--- WRITTEN PROBLEM ---
Check every line below for the word "image" and show those that hold it.

* Start MATERIALS PROVIDED *

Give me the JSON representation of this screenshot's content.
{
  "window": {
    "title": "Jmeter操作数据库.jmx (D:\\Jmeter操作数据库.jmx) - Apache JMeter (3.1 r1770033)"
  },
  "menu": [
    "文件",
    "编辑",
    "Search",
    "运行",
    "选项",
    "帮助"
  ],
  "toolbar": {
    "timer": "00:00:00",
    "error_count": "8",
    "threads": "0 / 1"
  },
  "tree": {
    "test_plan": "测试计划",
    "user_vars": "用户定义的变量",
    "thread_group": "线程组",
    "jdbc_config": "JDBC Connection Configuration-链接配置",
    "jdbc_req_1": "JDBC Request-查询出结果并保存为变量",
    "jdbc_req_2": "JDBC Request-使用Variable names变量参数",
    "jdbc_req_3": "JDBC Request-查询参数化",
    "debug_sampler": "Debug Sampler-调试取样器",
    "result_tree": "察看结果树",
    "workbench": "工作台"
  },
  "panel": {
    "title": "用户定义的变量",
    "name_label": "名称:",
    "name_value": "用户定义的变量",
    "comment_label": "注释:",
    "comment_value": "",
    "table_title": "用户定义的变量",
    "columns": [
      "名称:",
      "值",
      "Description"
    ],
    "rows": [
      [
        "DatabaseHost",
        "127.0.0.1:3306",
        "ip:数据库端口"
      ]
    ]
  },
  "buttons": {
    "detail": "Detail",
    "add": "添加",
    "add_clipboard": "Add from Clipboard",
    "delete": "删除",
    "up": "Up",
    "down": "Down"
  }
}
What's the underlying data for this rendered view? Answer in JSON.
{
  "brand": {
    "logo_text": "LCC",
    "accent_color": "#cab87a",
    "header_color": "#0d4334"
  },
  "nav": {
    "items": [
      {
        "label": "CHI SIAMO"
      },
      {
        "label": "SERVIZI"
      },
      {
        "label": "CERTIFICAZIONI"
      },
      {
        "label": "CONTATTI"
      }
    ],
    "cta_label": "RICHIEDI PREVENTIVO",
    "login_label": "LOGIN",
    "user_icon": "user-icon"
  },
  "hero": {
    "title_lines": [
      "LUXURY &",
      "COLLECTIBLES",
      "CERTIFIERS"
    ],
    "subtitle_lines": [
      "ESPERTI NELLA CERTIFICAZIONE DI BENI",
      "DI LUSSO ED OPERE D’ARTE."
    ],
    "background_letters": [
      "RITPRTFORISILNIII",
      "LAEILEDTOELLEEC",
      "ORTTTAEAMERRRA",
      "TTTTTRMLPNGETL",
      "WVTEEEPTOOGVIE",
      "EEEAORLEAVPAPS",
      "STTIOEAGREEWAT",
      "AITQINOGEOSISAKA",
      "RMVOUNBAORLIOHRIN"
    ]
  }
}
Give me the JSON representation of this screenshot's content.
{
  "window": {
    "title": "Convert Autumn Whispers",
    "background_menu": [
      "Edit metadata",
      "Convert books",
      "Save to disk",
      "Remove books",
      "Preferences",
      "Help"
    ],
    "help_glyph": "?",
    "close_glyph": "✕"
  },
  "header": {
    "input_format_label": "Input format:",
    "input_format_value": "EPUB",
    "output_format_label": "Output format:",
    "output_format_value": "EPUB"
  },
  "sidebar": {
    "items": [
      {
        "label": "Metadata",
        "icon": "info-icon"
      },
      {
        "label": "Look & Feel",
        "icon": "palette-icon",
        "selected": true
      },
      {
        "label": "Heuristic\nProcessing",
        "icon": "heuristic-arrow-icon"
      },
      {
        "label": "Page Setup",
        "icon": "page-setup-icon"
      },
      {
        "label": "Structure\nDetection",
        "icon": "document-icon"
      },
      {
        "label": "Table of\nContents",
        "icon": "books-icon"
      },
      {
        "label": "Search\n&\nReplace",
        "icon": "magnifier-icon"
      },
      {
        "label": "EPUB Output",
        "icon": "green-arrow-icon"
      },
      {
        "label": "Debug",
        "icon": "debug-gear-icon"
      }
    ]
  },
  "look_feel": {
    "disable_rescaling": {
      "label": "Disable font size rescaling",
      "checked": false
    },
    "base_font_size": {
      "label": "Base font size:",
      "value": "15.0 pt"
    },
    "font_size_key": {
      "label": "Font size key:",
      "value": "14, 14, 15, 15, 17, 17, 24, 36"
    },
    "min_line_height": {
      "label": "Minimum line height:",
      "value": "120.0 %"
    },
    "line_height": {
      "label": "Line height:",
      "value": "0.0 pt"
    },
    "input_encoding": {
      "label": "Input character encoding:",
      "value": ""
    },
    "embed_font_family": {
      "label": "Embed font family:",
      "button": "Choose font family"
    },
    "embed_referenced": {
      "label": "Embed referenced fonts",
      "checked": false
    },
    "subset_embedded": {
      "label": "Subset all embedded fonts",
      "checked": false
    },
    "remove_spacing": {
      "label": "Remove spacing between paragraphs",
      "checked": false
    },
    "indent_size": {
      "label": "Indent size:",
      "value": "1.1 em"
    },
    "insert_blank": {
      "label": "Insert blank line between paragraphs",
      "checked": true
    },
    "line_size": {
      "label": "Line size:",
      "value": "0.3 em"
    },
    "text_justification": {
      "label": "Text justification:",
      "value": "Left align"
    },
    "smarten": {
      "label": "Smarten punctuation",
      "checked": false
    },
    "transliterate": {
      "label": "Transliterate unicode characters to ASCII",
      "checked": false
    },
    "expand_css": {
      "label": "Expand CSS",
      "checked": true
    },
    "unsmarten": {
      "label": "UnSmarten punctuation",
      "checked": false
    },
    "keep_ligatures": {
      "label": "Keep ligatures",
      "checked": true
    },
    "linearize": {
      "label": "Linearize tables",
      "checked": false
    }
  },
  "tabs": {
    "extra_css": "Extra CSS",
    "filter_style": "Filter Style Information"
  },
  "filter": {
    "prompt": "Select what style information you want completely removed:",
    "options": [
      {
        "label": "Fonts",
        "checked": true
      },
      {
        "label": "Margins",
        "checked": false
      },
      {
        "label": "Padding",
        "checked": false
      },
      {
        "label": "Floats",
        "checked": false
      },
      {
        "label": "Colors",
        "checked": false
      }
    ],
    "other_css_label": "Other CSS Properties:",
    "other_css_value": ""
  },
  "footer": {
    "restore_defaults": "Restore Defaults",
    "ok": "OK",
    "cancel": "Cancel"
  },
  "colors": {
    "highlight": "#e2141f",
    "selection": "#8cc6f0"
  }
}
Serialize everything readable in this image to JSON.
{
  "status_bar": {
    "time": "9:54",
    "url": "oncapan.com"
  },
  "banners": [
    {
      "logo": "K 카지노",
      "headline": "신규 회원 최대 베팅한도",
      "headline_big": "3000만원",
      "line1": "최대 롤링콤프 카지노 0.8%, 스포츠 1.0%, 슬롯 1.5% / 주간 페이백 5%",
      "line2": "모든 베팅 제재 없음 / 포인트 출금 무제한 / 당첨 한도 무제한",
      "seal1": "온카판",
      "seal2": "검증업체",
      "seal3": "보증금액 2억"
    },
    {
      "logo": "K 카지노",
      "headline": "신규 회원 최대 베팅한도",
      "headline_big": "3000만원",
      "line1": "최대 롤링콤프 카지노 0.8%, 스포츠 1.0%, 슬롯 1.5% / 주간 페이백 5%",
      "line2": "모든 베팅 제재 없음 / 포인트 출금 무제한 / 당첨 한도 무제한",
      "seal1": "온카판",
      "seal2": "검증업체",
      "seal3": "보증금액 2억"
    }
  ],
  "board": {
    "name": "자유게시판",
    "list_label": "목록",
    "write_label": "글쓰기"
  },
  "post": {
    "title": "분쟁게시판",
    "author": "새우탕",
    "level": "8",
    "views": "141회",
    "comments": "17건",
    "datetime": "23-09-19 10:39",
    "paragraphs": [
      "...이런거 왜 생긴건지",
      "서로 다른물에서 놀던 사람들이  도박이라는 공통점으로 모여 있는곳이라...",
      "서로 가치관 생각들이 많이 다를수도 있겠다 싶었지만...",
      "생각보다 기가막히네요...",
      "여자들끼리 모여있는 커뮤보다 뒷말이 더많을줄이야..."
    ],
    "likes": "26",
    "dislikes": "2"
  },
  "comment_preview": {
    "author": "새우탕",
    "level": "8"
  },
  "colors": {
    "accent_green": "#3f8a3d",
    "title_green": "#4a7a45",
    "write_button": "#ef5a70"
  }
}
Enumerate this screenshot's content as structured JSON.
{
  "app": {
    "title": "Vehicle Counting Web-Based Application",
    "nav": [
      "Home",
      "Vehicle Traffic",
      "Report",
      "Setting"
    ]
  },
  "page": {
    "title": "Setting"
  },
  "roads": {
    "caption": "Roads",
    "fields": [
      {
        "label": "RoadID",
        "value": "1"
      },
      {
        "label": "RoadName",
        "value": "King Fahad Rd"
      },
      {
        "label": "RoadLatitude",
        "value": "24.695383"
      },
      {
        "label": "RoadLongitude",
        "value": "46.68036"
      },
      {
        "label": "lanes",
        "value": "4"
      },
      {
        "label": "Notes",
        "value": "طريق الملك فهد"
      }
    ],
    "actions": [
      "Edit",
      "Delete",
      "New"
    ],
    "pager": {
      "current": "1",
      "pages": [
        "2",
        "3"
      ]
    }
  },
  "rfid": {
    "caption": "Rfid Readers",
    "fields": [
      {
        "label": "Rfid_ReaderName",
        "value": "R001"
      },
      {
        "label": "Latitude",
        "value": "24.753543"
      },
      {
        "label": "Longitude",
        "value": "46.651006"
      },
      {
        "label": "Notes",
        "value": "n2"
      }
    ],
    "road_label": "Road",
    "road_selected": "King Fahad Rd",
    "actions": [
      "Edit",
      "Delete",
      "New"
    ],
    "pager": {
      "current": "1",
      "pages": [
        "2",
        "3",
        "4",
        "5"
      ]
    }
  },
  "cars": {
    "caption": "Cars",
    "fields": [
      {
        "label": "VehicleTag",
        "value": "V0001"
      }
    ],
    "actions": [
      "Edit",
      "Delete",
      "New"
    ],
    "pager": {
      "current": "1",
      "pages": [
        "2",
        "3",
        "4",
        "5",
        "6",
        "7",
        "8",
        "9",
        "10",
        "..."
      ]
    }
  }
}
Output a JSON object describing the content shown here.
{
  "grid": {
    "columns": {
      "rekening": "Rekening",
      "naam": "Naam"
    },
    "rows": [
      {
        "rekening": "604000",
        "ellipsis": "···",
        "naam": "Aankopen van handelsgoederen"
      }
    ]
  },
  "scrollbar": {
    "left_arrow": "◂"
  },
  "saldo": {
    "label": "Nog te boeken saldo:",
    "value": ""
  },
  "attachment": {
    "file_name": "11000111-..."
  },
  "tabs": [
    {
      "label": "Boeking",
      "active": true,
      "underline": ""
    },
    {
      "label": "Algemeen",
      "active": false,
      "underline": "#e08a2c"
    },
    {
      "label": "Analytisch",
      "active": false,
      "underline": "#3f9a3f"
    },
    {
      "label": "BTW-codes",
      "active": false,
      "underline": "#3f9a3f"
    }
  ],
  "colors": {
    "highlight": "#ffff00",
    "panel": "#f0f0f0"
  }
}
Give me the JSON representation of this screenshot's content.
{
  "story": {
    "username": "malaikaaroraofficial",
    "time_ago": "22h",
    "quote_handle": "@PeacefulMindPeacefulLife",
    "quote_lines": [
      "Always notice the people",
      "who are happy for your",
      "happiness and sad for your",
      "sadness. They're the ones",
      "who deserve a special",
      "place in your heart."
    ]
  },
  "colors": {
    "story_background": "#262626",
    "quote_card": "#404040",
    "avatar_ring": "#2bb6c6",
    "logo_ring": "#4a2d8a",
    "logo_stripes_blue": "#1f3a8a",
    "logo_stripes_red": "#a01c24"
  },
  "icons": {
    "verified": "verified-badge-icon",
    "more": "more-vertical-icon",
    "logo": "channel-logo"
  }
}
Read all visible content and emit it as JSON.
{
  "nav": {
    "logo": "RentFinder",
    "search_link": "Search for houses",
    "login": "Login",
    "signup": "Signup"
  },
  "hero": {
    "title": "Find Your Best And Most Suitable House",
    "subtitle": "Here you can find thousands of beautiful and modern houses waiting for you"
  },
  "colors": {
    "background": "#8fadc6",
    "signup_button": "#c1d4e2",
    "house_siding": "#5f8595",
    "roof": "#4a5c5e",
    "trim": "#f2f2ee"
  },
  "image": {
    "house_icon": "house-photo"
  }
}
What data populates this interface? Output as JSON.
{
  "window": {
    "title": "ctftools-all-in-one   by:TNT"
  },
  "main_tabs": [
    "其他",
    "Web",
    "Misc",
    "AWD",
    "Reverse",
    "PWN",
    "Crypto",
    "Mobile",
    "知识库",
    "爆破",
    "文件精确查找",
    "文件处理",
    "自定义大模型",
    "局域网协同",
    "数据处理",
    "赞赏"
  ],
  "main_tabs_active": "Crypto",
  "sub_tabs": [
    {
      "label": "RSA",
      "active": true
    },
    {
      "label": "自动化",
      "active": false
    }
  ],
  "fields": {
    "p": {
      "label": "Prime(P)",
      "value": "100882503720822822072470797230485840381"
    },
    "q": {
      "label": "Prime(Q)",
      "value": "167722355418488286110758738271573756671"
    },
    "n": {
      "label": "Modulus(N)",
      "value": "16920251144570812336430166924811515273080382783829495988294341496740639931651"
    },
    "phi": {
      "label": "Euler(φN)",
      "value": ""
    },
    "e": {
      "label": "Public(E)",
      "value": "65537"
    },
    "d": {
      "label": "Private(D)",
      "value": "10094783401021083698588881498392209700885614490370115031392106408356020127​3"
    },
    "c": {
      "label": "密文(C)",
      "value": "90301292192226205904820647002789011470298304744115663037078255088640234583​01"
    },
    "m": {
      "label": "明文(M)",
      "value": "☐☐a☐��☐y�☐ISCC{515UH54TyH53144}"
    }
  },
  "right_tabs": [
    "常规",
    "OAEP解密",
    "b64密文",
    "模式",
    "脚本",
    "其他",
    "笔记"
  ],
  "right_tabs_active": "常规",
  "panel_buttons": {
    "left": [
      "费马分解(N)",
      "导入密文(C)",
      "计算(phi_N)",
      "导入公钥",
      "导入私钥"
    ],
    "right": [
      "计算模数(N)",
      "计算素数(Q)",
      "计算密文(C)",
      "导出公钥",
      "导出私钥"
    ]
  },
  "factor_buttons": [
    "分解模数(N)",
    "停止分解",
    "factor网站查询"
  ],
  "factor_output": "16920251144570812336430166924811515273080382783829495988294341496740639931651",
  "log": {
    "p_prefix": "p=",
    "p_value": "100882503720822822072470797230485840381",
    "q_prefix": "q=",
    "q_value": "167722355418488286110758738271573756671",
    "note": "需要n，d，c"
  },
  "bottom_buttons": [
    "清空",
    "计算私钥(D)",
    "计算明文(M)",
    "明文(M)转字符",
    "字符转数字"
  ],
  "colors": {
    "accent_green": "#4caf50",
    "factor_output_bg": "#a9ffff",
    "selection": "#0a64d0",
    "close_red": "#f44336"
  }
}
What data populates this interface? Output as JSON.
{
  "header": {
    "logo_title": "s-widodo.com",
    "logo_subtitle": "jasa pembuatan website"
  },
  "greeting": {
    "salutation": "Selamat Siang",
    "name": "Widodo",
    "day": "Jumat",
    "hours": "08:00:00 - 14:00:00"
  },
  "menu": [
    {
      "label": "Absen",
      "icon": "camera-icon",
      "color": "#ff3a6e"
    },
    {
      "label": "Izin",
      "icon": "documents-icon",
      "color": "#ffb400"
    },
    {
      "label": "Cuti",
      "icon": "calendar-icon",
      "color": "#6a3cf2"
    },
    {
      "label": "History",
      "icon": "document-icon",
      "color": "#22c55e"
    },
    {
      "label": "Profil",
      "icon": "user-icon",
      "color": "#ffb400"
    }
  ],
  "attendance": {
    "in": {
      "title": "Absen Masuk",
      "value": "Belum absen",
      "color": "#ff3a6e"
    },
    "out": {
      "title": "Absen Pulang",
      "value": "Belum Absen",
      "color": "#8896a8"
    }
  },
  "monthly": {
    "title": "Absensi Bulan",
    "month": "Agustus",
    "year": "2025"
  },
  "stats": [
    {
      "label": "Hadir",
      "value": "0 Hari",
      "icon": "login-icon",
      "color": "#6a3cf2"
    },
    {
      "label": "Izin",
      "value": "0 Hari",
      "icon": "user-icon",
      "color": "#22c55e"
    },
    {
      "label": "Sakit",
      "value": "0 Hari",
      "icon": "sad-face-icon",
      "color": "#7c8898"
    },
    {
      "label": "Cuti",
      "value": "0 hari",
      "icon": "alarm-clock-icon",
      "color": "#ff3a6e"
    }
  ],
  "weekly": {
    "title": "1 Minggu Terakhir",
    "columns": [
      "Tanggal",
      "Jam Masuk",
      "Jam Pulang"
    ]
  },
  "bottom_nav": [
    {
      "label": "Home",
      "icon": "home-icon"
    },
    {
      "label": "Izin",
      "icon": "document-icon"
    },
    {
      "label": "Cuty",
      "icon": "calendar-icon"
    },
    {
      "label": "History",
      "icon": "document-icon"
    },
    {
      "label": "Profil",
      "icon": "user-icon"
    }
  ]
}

* End MATERIALS PROVIDED *

--- SOLUTION TO THIS PROBLEM ---
Serialize everything readable in this image to JSON.
  "image": {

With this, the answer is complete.